| CONSIGNA |
Contesta según el texto de lectura:
(a) ¿Cómo se llamaba la secretaria de Héctor García Mesa?
(b) ¿Qué nombre recibió el cine club fundado en la Sala de Artes de la Biblioteca?
(c) ¿En qué medio de transporte se iba a la proyección cuando Mario Naito le avisaba?

De más está decir que una buena cantidad de los encuentros (primero quincenales y luego cada veintiún días) los invertía en viajar a La Habana a ver la programación de la Cinemateca y los teatros. Llamaba a mediados de semana a Selma, la maravillosa secretaria de Héctor García Mesa, el director-fundador de la Cinemateca y ella me dictaba por teléfono la programación y así yo decidía si ir o no. Para entonces, ya me había convertido en un colaborar muy estrecho de Héctor en relación con los ciclos de la Cinemateca en Camagüey, que le proponía y él me ayudaba a conformar de acuerdo a las copias disponibles. 

Cada ciclo en el Guerrero o en el Alkázar se convirtió en el aula donde aprendí todo lo relativo a la historia y evolución del cine, unido  a mis intensas lecturas de la no muy nutrida colección existente en la Sala de Artes de nuestra imprescindible Biblioteca, donde fundé un cine club con un proyector de 16 mm, luego llamado “Glauber Rocha” tras la muerte de este cineasta. En ocasiones, una llamada del amigo Mario Naito para avisarme que iban a exhibir una importante película en la Alianza Francesa, faltaba para que me ausentara a mediados de semana del trabajo, viajaba en tren (que entonces era menos malo), iba a la proyección (por ejemplo, así vi La mujer de al lado, de Truffaut, o Lo importante es amar, de Zulawski), y al terminar me iba para la Terminal del Ferrocarril, tomaba el último tren y, si no fallaba, a la mañana siguiente estaba frente a mi buró sumando facturas, haciendo asientos contables o algún informe solicitado.

| MATERIAL MOSTRADO |

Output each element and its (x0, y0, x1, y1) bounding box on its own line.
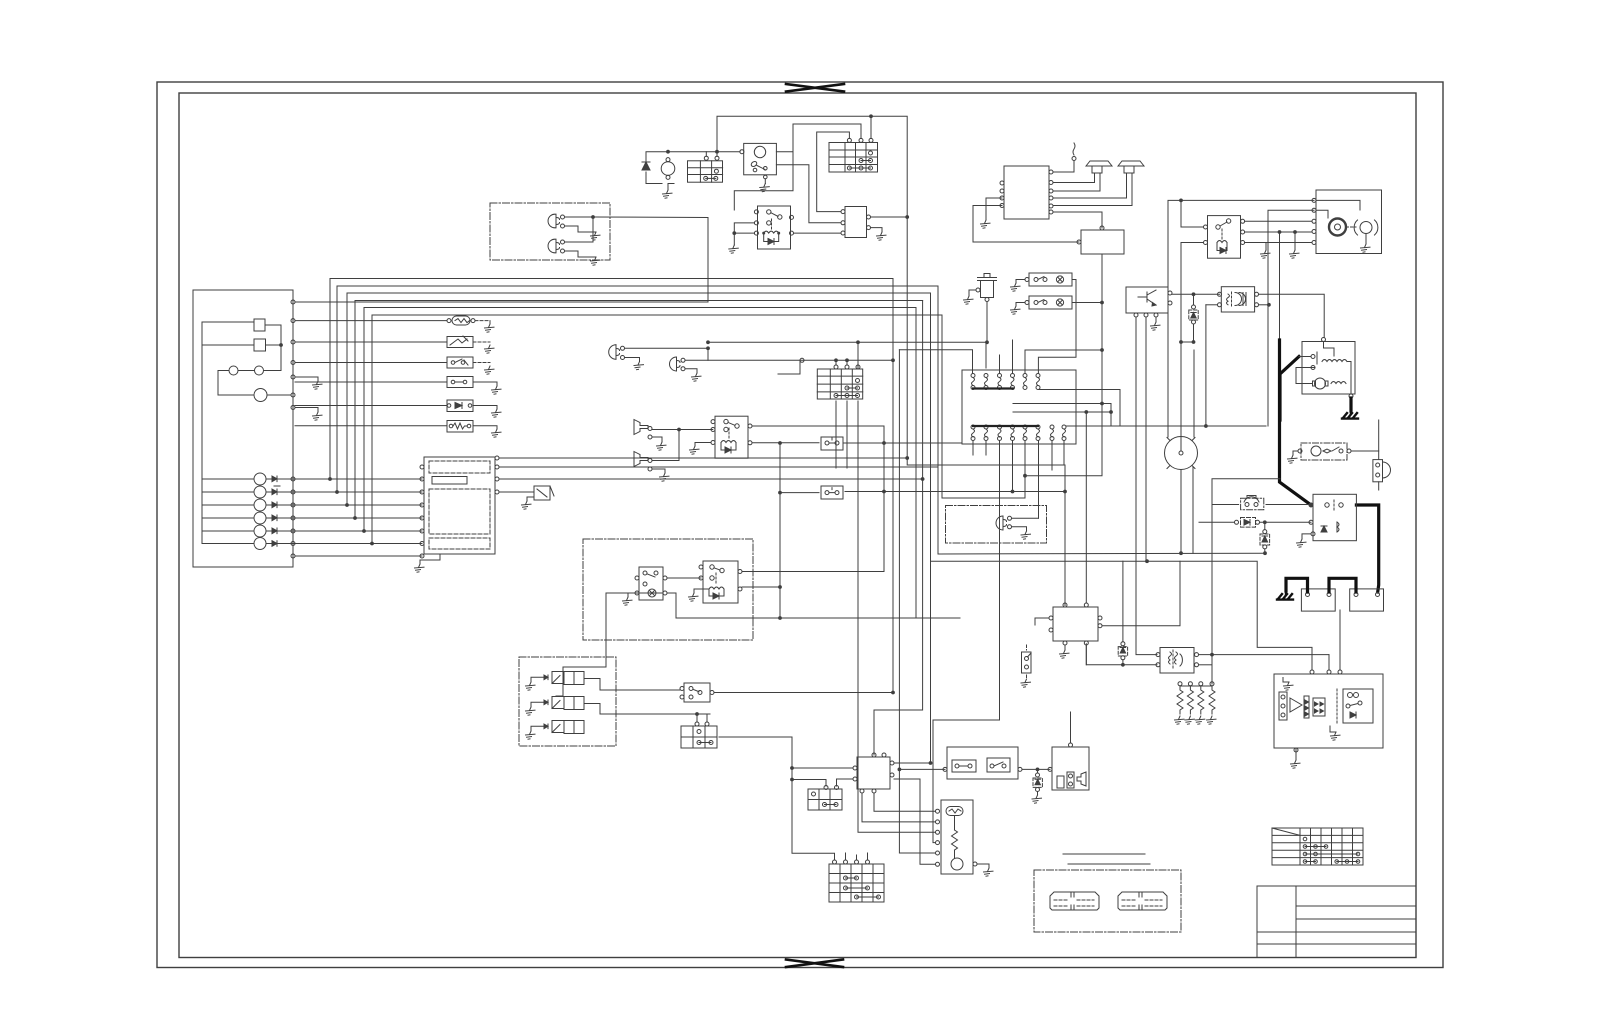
wire relay B out2 (752, 442, 819, 444)
wire trunk mid3 (930, 293, 932, 763)
wire fuse pin1 drop (705, 152, 707, 157)
wire bundle verticals (330, 279, 372, 544)
spark diode vertical (1118, 561, 1127, 665)
ground tail lamp (1021, 531, 1031, 539)
node flasher (779, 617, 782, 620)
wire CDI2 right (1102, 561, 1180, 626)
wire relay C pin left2 (1181, 243, 1204, 451)
fuse box A (688, 156, 723, 182)
wire tail lamp gnd (1012, 527, 1027, 531)
wire CDI A out1 (871, 216, 908, 218)
wire L2 drop (707, 348, 709, 360)
ground H1 (657, 442, 667, 450)
oil switch (1022, 645, 1032, 679)
wire switch out 1 (776, 151, 793, 153)
motor M1 (661, 162, 675, 176)
node pin5 link (1101, 349, 1104, 352)
solenoid unit 3 (531, 721, 584, 734)
connector plug 2 (1118, 892, 1167, 910)
diode D1 (642, 162, 650, 170)
wire horn button right (1266, 504, 1311, 506)
wire magneto pin5 link (1025, 350, 1102, 374)
fuse B2 (821, 486, 843, 499)
wire coil unit gnd (977, 864, 989, 868)
ground L2 (692, 373, 702, 381)
wire CDI B pin2 (837, 779, 854, 786)
wire conn E pin1 (835, 360, 837, 365)
wire magneto drop1 (857, 342, 859, 368)
fuse legend table (1272, 828, 1363, 865)
wire fuse B2 feed (780, 492, 819, 494)
ground CDI2 (1060, 650, 1070, 658)
node L2 join (892, 359, 895, 362)
wire L2 feed (685, 359, 893, 361)
warning lamp 1 (254, 473, 266, 485)
ground S1 (485, 366, 495, 374)
ignition coil box (1156, 648, 1199, 674)
warning lamp 5 (254, 525, 266, 537)
speaker SP2 (1118, 161, 1144, 206)
wire L2 gnd (685, 369, 697, 373)
ground relay B (690, 446, 700, 454)
wire tail long (938, 286, 1265, 554)
headlight box (490, 203, 610, 260)
node coil out (1211, 653, 1214, 656)
ground R1 (485, 345, 495, 353)
wire strip1 out (1038, 280, 1076, 374)
wire F2 right (473, 382, 497, 386)
wire unit gnd (1295, 748, 1297, 760)
wire meter lamp right (267, 394, 291, 396)
wire starter relay gnd (1293, 451, 1298, 455)
wire switch out 2 to CDI A pin2 (776, 165, 841, 223)
wire resistor feed (1211, 655, 1213, 684)
node fsw out (1036, 768, 1039, 771)
wire lamp feeds left (202, 479, 254, 544)
warning lamp 4 (254, 512, 266, 524)
wire CDI2 gnd (1064, 645, 1066, 650)
temp gauge square (254, 339, 266, 351)
wire solenoid out2 (584, 704, 616, 715)
wire magneto stub4 (1012, 340, 1014, 374)
meter panel box (193, 290, 293, 567)
ground solenoid 2 (526, 707, 536, 715)
battery (1350, 589, 1384, 611)
wire meter gnd1 (295, 377, 318, 381)
alternator box (1296, 338, 1355, 399)
wire cdi2 top vertical (1085, 412, 1087, 603)
ground CDI A (877, 232, 887, 240)
fuse F2 (447, 377, 473, 388)
wire gauge link (265, 325, 281, 370)
node gauge (280, 344, 283, 347)
wire tail lamp feed (1012, 517, 1039, 519)
node CDI B out (929, 762, 932, 765)
thick battery ground (1286, 578, 1308, 592)
wire strip2 out (1072, 302, 1102, 304)
wire plug diode link (1181, 341, 1194, 343)
magneto coil pins top row (971, 374, 1040, 390)
wire connector B drop (870, 116, 872, 138)
node cable top (1278, 231, 1281, 234)
ground resistor 2 (1185, 716, 1195, 724)
magneto coil pins bottom row (971, 425, 1066, 441)
wire strip1 gnd (1016, 280, 1025, 284)
resistor box R2 (447, 421, 473, 433)
wire F1 left (295, 320, 447, 322)
ground headlight HI (591, 232, 601, 240)
ground buzzer (522, 501, 532, 509)
ground meter 1 (313, 381, 323, 389)
ground oil sensor (964, 296, 974, 304)
cut mark top (786, 84, 844, 92)
resistor bank (1177, 682, 1215, 714)
ground radio (981, 220, 991, 228)
wire H2 gnd (652, 469, 665, 473)
meter lamp big (254, 389, 267, 402)
solenoid dashed box (519, 657, 616, 746)
wire L1 gnd (625, 358, 640, 362)
battery fuse box (1301, 589, 1335, 611)
wire D2 left (295, 405, 447, 407)
magneto connector box (962, 370, 1076, 444)
connector dashed box (1034, 870, 1181, 932)
node oil feed (857, 341, 860, 344)
node combo out3 (921, 478, 924, 481)
ground battery thick (1277, 592, 1293, 600)
pilot lamp pair (229, 366, 238, 375)
wire motor bottom (668, 184, 674, 191)
wire igniter out1 (1172, 293, 1220, 295)
wire ts relay out1 (742, 571, 884, 573)
radio unit (1000, 166, 1053, 219)
node branch (779, 442, 782, 445)
node combo out1 (906, 457, 909, 460)
warning lamp 3 (254, 499, 266, 511)
node regrect feed (791, 778, 794, 781)
wire F1 right dashed (475, 320, 490, 322)
wire net B2 to CDI A pin1 (817, 132, 850, 212)
start relay box (1309, 494, 1356, 540)
node cdi2 top (1085, 411, 1088, 414)
node branch2 (779, 491, 782, 494)
wire conn E pin2 (846, 360, 848, 365)
wire tail vertical (1064, 465, 1066, 606)
wire horn button left (1213, 504, 1239, 506)
unit gnd pin (1294, 748, 1298, 752)
wire msw pin3 relay (1245, 220, 1312, 222)
ignition relay C (1204, 216, 1245, 259)
ground F1 (485, 324, 495, 332)
ground starter relay (1288, 455, 1298, 463)
wire CDI2 left (1035, 618, 1049, 625)
meter internal bus (201, 322, 203, 544)
wire ts switch gnd (628, 593, 635, 597)
bus bar bottom thick (973, 425, 1038, 427)
border frame inner (179, 93, 1416, 958)
antenna (1072, 143, 1076, 172)
node plug diode (1192, 341, 1195, 344)
wire ts relay out2 (742, 586, 780, 588)
node magneto link (1110, 411, 1113, 414)
wire aux vertical (1025, 254, 1102, 476)
connector E (817, 365, 862, 399)
wire R2 right (473, 426, 497, 429)
node igniter branch (1180, 341, 1183, 344)
wire combo out4 buzzer (499, 491, 534, 493)
node conn E pin2 (846, 359, 849, 362)
wire relay B out1 (752, 426, 884, 572)
wire plug diode drop (1193, 324, 1195, 342)
pressure switch PS (680, 683, 714, 702)
wire buzzer gnd (527, 497, 534, 501)
regulator rectifier (829, 853, 884, 902)
ground meter 2 (313, 412, 323, 420)
position lamp L2 (670, 357, 686, 371)
wire conn E stubs (836, 401, 847, 468)
wire SP2 a (1053, 197, 1127, 199)
thick battery link (1329, 578, 1356, 592)
ground ts relay (689, 593, 699, 601)
wire msw pin5 relay (1245, 242, 1312, 244)
wire coil B link (1206, 304, 1218, 306)
wire brake long (1147, 561, 1312, 670)
wire H1 gnd (652, 437, 662, 442)
node coil in2 (1122, 663, 1125, 666)
wire msw pin2 (1268, 210, 1314, 426)
wire lamp branch (778, 360, 800, 374)
wire trunk mid2 (899, 350, 935, 853)
wire combo out1 (499, 457, 907, 459)
wire oil sensor drop (986, 302, 988, 343)
wire H1 feed (652, 429, 713, 431)
main switch assembly (1312, 190, 1382, 254)
wire starter relay out (1351, 451, 1379, 459)
node J1 (870, 115, 873, 118)
wire regrect feed (792, 780, 835, 861)
wire radio to amp (1053, 212, 1102, 228)
horn H2 (634, 452, 652, 472)
ground unit (1291, 760, 1301, 768)
ground igniter (1151, 322, 1161, 330)
wire headlight HI gnd (565, 226, 597, 232)
wire headlight link (565, 217, 594, 242)
headlight LO (548, 239, 564, 253)
speaker unit box (1048, 738, 1089, 790)
wire CDI A out2 gnd (871, 228, 883, 232)
connector D (808, 786, 842, 811)
ground oil switch (1021, 679, 1031, 687)
wire combo out2 (499, 467, 938, 554)
ground H2 (660, 473, 670, 481)
wire L1 feed (625, 347, 709, 349)
node tail junction (1064, 490, 1067, 493)
thick ground starter (1349, 398, 1352, 411)
horn H1 (634, 420, 652, 440)
node ts out2 (779, 586, 782, 589)
node charge top (667, 150, 670, 153)
wire unit feed3 (1339, 610, 1341, 670)
wire relay A out to CDI A (794, 232, 842, 234)
wire distributor feed1 (1168, 200, 1314, 437)
starter relay dashed (1298, 443, 1351, 460)
wire coil out1 (1199, 654, 1330, 656)
turn signal relay box (699, 561, 742, 603)
ground main switch assy (1361, 244, 1371, 252)
wire relay B gnd (695, 443, 711, 447)
warning lamp 6 (254, 538, 266, 550)
ground starter thick (1342, 411, 1358, 419)
node J2 (906, 216, 909, 219)
ground main switch (760, 184, 770, 192)
wire alt left pin (1299, 356, 1311, 358)
wire magneto out8 (1066, 425, 1266, 427)
node start feed (1310, 504, 1313, 507)
wire R1 left (295, 341, 447, 343)
wire headlight LO gnd (565, 251, 597, 257)
fuse switch box (943, 747, 1022, 779)
wire aux feed (942, 315, 1025, 498)
wire conn E drop3 (858, 401, 936, 832)
ground msw B (1290, 250, 1300, 258)
wire CDI B drops (862, 793, 936, 822)
kill switch strip 2 (1025, 296, 1072, 309)
wire H2 feed (652, 430, 679, 461)
node relay gnd (733, 232, 736, 235)
wire relay feed vertical (1212, 479, 1280, 655)
amp box (1077, 226, 1124, 254)
wire lamp pair (238, 370, 255, 372)
plug diode (1189, 305, 1198, 324)
diode box D2 (447, 400, 473, 412)
wire radio loop (973, 206, 1079, 243)
ignition coil B (1218, 287, 1259, 312)
wire strip2 gnd (1016, 303, 1025, 307)
wire lamp pair left (218, 371, 229, 383)
wire oil feed long (708, 342, 986, 368)
node igniter out1 (1192, 293, 1195, 296)
wire starter relay up (1378, 420, 1380, 451)
CDI B box (853, 753, 894, 793)
node oil feed start (707, 341, 710, 344)
node coil B feed (1205, 425, 1208, 428)
wire brake left (931, 560, 1148, 562)
border frame outer (157, 82, 1443, 968)
node oil sensor (986, 341, 989, 344)
fuse F1 oval (447, 316, 475, 325)
horn button (1241, 496, 1264, 510)
wire relay C pin left1 (1181, 200, 1204, 227)
igniter box (1126, 287, 1172, 317)
wire magneto link3 (1013, 411, 1111, 413)
position lamp L1 (609, 345, 625, 360)
thick battery cable down (1280, 232, 1312, 505)
ground solenoid 1 (526, 682, 536, 690)
wire clutch diode right (1260, 521, 1312, 523)
wire SP1 a (1053, 182, 1095, 184)
wire magneto link1 (1038, 390, 1120, 427)
wire ts link (667, 577, 701, 579)
wire oil sensor gnd (969, 290, 976, 296)
wire conn D link (792, 768, 826, 786)
wire PS feed (616, 689, 680, 691)
wire start relay gnd (1302, 534, 1311, 539)
wire combo out3 (499, 478, 923, 480)
wire trunk mid1 (892, 279, 894, 693)
wire charge loop bottom (646, 172, 662, 184)
wire fuel gauge (202, 321, 254, 323)
kill switch strip 1 (1025, 273, 1072, 286)
node fsw feed (898, 768, 901, 771)
wire trunk mid4 (874, 301, 923, 756)
wire tail feed long (845, 491, 1065, 493)
speaker SP1 (1086, 161, 1112, 191)
wire temp gauge (202, 344, 254, 346)
wire magneto bottom drops (973, 441, 1064, 519)
ground stub B (1294, 232, 1296, 250)
ground resistor 1 (1175, 716, 1185, 724)
distributor (1165, 437, 1198, 474)
wire magneto drop3 (933, 455, 1000, 843)
node headlight J (592, 216, 595, 219)
node tail mid (883, 490, 886, 493)
rheostat R1 (447, 336, 473, 348)
bus bar top thick (973, 387, 1013, 389)
wire conn C feed (616, 713, 710, 715)
wire SP2 b (1053, 205, 1132, 207)
wire distributor feed2 (1193, 350, 1195, 437)
wire distributor bottom1 (1180, 471, 1182, 554)
node strip out (1101, 301, 1104, 304)
CDI unit A (841, 207, 871, 238)
wire coil B out2 (1259, 304, 1269, 306)
node bundle joints (329, 478, 374, 545)
node tail feed (1011, 490, 1014, 493)
ground start relay (1297, 539, 1307, 547)
starter bracket (1373, 460, 1391, 482)
ground headlight LO (591, 257, 601, 265)
ground resistor 4 (1207, 716, 1217, 724)
wire battery feed top (717, 116, 871, 156)
wire magneto link v (1110, 404, 1112, 427)
wire charge loop top (646, 152, 740, 162)
node conn C (696, 713, 699, 716)
turn signal switch box (635, 567, 667, 600)
ground motor (663, 190, 673, 198)
wire CDI B left (792, 767, 853, 769)
wire R1 right dashed (473, 341, 490, 343)
check diode (1033, 769, 1042, 795)
wire CDI2 out (1085, 645, 1087, 665)
harness lines (1063, 853, 1145, 855)
wire combo gnd (420, 554, 440, 564)
turn signal dashed box (583, 539, 753, 640)
node CDI B left (791, 767, 794, 770)
node brake (1146, 560, 1149, 563)
node L1 feed (707, 347, 710, 350)
wire F1 gnd drop (489, 321, 491, 324)
title block (1257, 886, 1416, 958)
oil tank sensor (976, 274, 997, 302)
wire coil in2 (1086, 644, 1157, 665)
wire fuse B1 out (843, 442, 962, 444)
wire switch ground (764, 179, 766, 184)
wire S1 left (295, 362, 447, 364)
lamp terminal (800, 358, 804, 362)
wire magneto stub3 (999, 355, 1001, 374)
headlight HI (548, 214, 564, 228)
wire magneto pin1 link (899, 350, 972, 374)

| RESPUESTA ESCRITA |
(a) Selma.
(b) "Glauber Rocha".
(c) En tren.